What the exercise asks
Locate each line in the records containing "органов". Copy it.
── Data for this exercise ──
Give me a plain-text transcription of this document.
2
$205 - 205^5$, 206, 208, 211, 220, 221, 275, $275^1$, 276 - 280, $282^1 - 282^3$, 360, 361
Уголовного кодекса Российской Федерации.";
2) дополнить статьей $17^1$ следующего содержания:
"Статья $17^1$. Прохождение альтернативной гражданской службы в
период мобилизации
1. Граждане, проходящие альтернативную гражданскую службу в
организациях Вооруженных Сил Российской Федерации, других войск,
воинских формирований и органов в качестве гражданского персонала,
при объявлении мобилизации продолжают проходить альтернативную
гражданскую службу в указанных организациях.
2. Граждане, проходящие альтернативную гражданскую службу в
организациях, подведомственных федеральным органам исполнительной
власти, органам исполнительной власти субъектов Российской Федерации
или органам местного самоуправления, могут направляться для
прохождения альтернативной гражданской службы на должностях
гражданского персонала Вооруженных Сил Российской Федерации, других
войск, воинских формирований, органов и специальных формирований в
───
── Data for this exercise ──
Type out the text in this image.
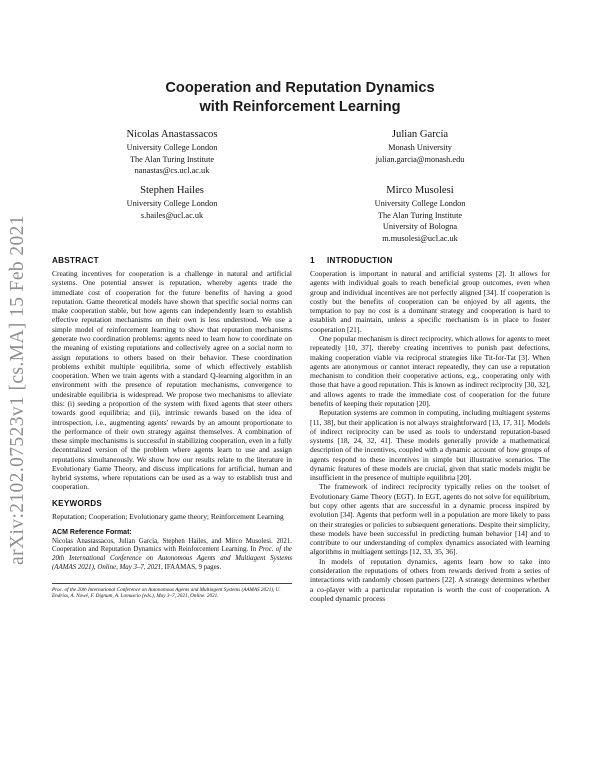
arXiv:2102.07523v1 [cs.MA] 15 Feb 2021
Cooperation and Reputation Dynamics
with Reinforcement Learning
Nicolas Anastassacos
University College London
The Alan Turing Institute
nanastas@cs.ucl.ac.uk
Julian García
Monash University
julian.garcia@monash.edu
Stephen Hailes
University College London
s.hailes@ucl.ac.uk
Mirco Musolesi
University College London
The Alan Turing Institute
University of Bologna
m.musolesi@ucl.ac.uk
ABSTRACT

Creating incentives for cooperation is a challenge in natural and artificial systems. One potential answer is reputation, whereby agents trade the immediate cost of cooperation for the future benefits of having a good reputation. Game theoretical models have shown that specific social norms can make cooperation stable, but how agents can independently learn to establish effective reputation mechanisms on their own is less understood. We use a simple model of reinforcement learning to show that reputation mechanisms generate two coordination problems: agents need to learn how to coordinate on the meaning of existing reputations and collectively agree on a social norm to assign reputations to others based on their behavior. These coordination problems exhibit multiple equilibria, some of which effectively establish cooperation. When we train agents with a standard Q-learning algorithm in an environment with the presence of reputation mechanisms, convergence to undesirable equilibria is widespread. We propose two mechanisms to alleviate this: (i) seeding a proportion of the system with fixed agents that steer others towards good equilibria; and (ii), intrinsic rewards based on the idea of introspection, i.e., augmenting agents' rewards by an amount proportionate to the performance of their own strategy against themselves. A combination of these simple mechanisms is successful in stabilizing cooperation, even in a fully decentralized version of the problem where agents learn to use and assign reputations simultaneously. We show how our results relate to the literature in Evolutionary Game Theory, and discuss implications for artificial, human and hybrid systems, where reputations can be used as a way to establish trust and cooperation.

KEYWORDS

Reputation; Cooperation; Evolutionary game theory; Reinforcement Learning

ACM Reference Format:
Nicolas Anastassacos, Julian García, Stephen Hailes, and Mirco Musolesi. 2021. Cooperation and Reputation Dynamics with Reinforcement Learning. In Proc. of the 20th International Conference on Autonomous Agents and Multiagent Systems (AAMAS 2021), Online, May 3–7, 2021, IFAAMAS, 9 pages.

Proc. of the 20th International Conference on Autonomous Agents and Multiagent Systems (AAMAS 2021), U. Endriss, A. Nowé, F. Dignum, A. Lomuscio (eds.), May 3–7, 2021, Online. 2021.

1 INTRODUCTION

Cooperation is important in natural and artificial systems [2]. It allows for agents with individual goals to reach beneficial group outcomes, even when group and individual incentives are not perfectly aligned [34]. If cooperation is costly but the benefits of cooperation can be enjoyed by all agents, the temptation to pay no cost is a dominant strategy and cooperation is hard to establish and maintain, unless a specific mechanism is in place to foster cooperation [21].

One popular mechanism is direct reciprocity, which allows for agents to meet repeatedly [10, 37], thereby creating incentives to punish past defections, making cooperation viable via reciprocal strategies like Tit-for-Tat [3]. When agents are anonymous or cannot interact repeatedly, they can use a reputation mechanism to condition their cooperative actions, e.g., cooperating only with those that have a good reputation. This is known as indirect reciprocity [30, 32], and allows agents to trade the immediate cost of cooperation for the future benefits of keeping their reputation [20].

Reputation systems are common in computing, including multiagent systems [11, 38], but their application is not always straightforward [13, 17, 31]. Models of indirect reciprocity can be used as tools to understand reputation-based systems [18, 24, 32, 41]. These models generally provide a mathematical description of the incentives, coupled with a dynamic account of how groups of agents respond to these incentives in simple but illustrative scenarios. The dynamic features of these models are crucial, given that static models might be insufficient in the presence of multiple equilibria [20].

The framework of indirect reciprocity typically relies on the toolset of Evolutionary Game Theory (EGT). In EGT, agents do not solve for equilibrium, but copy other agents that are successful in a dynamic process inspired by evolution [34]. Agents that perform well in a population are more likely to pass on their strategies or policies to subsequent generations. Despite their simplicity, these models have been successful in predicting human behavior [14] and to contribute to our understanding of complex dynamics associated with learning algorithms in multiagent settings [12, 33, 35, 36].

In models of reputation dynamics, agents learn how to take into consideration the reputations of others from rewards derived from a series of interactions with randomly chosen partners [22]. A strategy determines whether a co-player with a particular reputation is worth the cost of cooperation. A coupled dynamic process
───
The answer
воинских формирований и органов в качестве гражданского персонала,
войск, воинских формирований, органов и специальных формирований в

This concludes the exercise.